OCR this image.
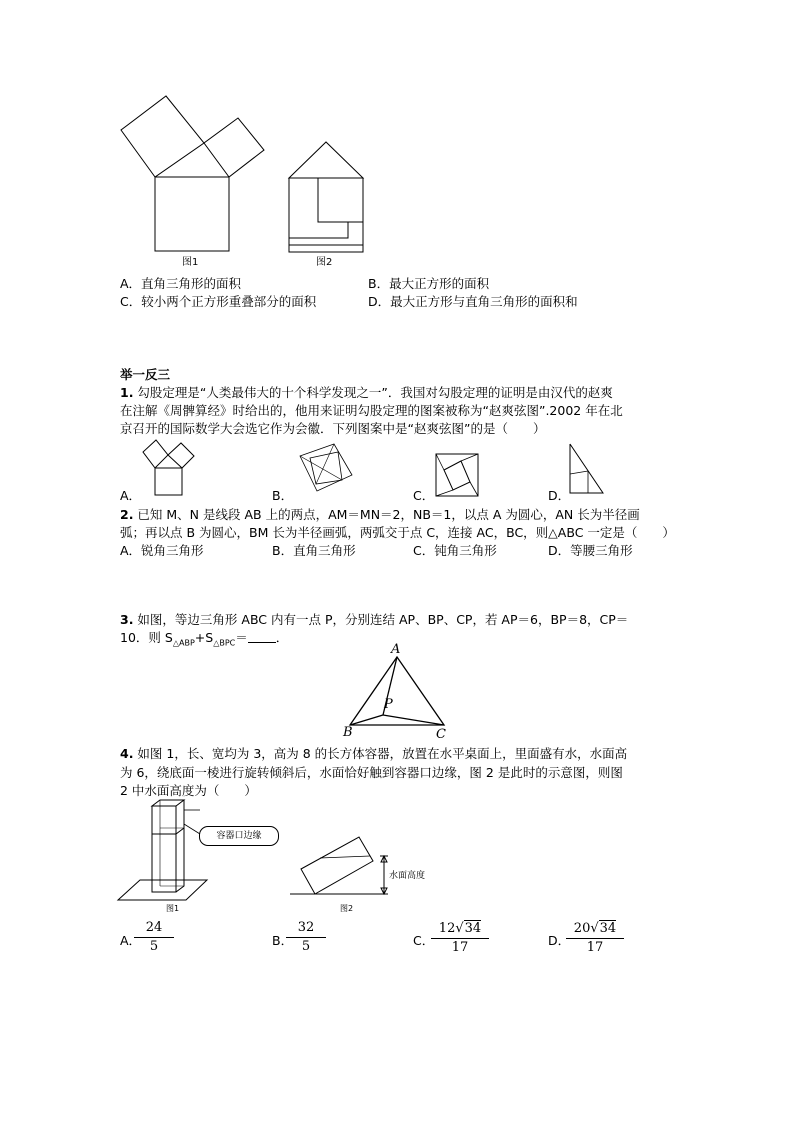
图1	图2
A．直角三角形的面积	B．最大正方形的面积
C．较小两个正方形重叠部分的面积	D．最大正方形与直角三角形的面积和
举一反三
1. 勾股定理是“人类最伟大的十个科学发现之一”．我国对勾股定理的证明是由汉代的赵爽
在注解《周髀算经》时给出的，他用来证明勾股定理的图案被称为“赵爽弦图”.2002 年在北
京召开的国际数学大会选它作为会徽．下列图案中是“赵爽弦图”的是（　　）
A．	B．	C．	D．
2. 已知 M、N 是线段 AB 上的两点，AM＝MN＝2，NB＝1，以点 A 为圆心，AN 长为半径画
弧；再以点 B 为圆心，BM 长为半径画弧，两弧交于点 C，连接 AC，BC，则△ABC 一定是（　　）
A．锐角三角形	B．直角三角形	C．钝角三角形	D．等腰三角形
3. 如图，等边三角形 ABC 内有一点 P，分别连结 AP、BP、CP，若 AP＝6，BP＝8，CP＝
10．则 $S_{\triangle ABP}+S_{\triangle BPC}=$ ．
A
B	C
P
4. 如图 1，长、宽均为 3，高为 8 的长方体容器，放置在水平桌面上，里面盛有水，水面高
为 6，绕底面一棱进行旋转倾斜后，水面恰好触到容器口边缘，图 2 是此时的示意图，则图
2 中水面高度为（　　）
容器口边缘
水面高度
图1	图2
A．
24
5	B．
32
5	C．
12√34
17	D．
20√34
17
==
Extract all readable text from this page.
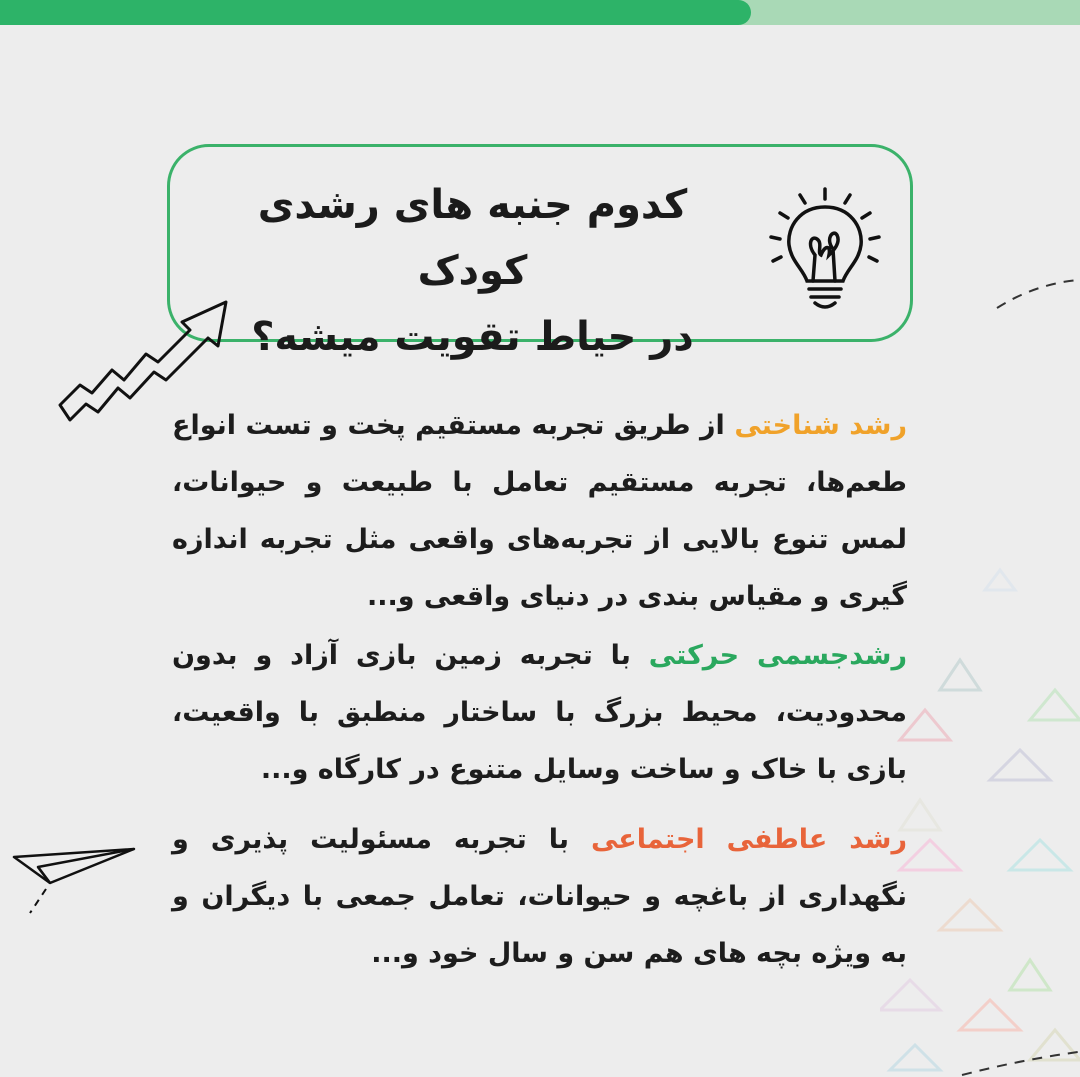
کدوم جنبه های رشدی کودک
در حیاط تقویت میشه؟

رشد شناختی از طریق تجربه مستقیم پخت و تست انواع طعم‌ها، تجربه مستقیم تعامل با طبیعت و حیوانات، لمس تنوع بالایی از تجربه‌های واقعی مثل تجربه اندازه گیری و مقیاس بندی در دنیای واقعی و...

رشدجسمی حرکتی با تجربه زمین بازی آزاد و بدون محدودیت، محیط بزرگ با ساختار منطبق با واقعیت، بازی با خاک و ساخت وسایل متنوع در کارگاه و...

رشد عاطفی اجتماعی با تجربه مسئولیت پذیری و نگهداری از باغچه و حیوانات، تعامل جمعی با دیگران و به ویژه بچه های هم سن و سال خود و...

# Problem
Look through the material above. Copy each line where the word "تجربه" appears.

# Result of the task
رشد شناختی از طریق تجربه مستقیم پخت و تست انواع طعم‌ها، تجربه مستقیم تعامل با طبیعت و حیوانات، لمس تنوع بالایی از تجربه‌های واقعی مثل تجربه اندازه گیری و مقیاس بندی در دنیای واقعی و...
رشدجسمی حرکتی با تجربه زمین بازی آزاد و بدون محدودیت، محیط بزرگ با ساختار منطبق با واقعیت، بازی با خاک و ساخت وسایل متنوع در کارگاه و...
رشد عاطفی اجتماعی با تجربه مسئولیت پذیری و نگهداری از باغچه و حیوانات، تعامل جمعی با دیگران و به ویژه بچه های هم سن و سال خود و...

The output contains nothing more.